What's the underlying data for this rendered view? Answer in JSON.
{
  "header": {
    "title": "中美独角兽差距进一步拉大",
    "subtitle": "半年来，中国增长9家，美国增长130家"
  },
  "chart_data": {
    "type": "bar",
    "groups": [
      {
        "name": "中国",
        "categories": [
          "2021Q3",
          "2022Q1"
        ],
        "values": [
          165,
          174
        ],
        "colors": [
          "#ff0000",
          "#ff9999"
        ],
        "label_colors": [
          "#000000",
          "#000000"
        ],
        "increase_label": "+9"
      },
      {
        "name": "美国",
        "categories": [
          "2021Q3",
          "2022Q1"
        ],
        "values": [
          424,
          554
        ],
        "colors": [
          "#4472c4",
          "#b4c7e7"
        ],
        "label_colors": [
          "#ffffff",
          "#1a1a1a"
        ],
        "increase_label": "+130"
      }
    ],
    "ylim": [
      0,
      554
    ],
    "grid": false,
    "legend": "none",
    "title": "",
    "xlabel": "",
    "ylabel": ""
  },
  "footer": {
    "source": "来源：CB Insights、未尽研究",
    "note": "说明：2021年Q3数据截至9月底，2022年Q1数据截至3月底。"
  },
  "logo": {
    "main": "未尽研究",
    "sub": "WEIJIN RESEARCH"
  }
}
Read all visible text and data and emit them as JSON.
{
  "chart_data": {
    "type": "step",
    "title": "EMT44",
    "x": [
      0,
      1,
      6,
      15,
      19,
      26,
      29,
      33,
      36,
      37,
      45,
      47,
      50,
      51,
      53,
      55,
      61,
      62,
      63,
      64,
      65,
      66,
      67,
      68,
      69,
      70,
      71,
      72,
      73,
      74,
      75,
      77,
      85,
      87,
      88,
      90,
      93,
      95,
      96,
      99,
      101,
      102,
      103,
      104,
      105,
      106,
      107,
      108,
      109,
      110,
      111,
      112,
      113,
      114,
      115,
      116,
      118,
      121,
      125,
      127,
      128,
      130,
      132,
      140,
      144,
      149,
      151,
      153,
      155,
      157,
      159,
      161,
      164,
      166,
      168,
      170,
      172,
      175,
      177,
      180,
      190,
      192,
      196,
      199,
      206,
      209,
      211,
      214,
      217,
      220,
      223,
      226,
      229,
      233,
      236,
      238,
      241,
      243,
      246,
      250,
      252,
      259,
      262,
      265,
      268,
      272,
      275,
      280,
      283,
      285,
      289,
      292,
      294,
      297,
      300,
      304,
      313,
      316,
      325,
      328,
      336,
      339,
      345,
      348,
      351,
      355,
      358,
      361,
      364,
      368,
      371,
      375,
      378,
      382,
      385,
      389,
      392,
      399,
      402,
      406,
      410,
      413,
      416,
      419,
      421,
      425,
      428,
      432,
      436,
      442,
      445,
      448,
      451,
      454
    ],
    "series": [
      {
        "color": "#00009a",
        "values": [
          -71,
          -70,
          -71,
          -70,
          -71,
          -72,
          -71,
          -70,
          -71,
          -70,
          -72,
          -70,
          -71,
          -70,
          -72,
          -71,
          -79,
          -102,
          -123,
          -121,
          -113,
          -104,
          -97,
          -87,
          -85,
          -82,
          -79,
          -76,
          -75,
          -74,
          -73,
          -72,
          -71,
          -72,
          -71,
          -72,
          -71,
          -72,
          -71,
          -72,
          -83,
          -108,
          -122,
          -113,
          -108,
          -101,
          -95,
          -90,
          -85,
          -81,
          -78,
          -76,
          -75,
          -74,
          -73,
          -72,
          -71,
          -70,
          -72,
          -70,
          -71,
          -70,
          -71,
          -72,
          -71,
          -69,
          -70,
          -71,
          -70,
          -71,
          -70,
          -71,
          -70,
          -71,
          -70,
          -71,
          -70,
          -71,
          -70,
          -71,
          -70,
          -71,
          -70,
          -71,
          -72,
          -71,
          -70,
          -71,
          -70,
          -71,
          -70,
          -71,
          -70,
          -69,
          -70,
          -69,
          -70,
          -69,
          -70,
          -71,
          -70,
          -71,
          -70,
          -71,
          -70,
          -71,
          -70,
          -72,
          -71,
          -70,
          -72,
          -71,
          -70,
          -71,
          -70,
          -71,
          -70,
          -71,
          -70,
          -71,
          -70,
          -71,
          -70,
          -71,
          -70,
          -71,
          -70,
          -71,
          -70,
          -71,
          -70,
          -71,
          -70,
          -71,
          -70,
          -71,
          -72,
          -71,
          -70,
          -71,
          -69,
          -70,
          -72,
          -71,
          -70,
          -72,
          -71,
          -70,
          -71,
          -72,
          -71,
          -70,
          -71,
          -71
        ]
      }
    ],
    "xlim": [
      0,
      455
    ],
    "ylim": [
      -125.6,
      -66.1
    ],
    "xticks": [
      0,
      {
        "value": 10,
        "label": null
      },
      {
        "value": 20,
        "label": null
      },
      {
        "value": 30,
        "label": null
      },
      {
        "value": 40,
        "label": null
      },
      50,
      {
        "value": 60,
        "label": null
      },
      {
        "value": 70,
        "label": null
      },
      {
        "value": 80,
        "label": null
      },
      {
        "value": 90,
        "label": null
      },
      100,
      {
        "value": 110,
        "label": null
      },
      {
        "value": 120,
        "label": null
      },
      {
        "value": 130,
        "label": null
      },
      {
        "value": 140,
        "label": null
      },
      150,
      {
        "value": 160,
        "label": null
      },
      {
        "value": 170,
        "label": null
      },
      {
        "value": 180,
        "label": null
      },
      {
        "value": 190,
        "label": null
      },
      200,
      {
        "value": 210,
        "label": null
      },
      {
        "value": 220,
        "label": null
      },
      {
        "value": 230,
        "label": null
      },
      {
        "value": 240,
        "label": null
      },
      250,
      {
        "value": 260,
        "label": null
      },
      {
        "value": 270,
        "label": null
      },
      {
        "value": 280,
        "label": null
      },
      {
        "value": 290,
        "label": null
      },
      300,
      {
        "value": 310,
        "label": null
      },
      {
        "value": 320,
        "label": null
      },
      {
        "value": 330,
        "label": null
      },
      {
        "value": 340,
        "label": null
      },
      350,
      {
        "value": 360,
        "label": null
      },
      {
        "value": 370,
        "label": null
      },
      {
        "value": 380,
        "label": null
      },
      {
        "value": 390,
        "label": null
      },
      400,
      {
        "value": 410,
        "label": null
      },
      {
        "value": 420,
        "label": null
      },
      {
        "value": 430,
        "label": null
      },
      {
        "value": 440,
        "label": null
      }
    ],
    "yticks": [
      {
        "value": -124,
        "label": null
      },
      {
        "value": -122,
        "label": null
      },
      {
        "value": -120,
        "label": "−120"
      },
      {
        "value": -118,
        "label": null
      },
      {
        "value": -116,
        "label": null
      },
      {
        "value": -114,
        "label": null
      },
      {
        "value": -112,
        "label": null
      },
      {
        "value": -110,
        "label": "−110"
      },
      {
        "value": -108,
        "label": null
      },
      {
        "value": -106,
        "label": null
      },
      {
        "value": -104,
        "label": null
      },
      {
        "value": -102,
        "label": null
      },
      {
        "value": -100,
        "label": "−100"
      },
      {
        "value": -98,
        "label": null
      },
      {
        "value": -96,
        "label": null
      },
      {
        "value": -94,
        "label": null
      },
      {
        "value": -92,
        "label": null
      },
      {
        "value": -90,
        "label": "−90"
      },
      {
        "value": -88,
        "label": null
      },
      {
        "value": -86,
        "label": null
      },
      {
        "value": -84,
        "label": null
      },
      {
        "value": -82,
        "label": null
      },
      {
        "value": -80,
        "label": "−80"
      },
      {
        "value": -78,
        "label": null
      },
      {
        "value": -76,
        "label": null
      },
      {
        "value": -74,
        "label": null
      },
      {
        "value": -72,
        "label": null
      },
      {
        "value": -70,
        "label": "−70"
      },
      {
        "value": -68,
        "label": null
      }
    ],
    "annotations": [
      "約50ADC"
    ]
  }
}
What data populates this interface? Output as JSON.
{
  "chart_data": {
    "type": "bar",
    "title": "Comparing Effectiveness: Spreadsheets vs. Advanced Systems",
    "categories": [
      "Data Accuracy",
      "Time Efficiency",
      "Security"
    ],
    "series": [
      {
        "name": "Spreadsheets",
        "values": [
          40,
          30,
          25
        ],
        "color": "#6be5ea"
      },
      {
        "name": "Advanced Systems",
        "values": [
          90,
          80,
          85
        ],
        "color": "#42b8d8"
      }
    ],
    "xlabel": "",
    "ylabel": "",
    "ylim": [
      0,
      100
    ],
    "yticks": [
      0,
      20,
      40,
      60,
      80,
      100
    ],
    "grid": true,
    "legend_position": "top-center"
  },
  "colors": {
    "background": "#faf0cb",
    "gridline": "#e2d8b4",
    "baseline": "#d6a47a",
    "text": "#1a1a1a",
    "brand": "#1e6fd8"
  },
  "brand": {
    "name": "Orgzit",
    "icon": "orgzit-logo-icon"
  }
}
⁂
* **Task directions**
From the listing above, copy every line that holds the string "Advanced".

* **Response to the exercise**
    "title": "Comparing Effectiveness: Spreadsheets vs. Advanced Systems",
        "name": "Advanced Systems",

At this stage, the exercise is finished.